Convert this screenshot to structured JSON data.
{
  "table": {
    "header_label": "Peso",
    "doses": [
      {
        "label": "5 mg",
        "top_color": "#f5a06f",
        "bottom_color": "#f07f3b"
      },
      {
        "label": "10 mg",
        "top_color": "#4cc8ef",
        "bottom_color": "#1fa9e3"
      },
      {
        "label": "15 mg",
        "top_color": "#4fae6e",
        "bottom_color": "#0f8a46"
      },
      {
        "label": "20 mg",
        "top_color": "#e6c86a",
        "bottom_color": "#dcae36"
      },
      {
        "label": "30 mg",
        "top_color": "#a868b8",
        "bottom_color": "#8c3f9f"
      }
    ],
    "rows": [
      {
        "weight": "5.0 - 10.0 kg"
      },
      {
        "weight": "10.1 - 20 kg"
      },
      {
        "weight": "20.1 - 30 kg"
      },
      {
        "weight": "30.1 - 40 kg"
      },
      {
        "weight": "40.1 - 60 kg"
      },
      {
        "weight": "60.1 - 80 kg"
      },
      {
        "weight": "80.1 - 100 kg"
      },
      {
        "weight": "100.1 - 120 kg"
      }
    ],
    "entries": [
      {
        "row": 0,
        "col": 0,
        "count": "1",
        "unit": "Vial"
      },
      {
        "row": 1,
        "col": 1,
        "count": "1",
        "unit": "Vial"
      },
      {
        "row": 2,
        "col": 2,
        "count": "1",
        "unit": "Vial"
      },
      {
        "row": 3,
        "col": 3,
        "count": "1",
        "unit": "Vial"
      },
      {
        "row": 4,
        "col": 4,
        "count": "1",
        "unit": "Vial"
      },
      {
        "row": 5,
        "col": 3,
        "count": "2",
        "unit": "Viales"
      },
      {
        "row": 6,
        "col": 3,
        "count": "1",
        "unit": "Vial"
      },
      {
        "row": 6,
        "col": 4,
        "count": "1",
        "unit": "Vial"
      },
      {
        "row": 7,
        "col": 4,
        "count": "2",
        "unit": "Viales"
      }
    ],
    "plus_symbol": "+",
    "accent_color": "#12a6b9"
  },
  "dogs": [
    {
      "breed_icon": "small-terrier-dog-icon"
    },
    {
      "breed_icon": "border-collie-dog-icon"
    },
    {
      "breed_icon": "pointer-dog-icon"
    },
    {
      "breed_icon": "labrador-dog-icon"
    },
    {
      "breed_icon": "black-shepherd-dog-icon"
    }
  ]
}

_Aim_
Make an exact copy of the records.

_The completed task_
Convert this screenshot to structured JSON data.
{
  "table": {
    "header_label": "Peso",
    "doses": [
      {
        "label": "5 mg",
        "top_color": "#f5a06f",
        "bottom_color": "#f07f3b"
      },
      {
        "label": "10 mg",
        "top_color": "#4cc8ef",
        "bottom_color": "#1fa9e3"
      },
      {
        "label": "15 mg",
        "top_color": "#4fae6e",
        "bottom_color": "#0f8a46"
      },
      {
        "label": "20 mg",
        "top_color": "#e6c86a",
        "bottom_color": "#dcae36"
      },
      {
        "label": "30 mg",
        "top_color": "#a868b8",
        "bottom_color": "#8c3f9f"
      }
    ],
    "rows": [
      {
        "weight": "5.0 - 10.0 kg"
      },
      {
        "weight": "10.1 - 20 kg"
      },
      {
        "weight": "20.1 - 30 kg"
      },
      {
        "weight": "30.1 - 40 kg"
      },
      {
        "weight": "40.1 - 60 kg"
      },
      {
        "weight": "60.1 - 80 kg"
      },
      {
        "weight": "80.1 - 100 kg"
      },
      {
        "weight": "100.1 - 120 kg"
      }
    ],
    "entries": [
      {
        "row": 0,
        "col": 0,
        "count": "1",
        "unit": "Vial"
      },
      {
        "row": 1,
        "col": 1,
        "count": "1",
        "unit": "Vial"
      },
      {
        "row": 2,
        "col": 2,
        "count": "1",
        "unit": "Vial"
      },
      {
        "row": 3,
        "col": 3,
        "count": "1",
        "unit": "Vial"
      },
      {
        "row": 4,
        "col": 4,
        "count": "1",
        "unit": "Vial"
      },
      {
        "row": 5,
        "col": 3,
        "count": "2",
        "unit": "Viales"
      },
      {
        "row": 6,
        "col": 3,
        "count": "1",
        "unit": "Vial"
      },
      {
        "row": 6,
        "col": 4,
        "count": "1",
        "unit": "Vial"
      },
      {
        "row": 7,
        "col": 4,
        "count": "2",
        "unit": "Viales"
      }
    ],
    "plus_symbol": "+",
    "accent_color": "#12a6b9"
  },
  "dogs": [
    {
      "breed_icon": "small-terrier-dog-icon"
    },
    {
      "breed_icon": "border-collie-dog-icon"
    },
    {
      "breed_icon": "pointer-dog-icon"
    },
    {
      "breed_icon": "labrador-dog-icon"
    },
    {
      "breed_icon": "black-shepherd-dog-icon"
    }
  ]
}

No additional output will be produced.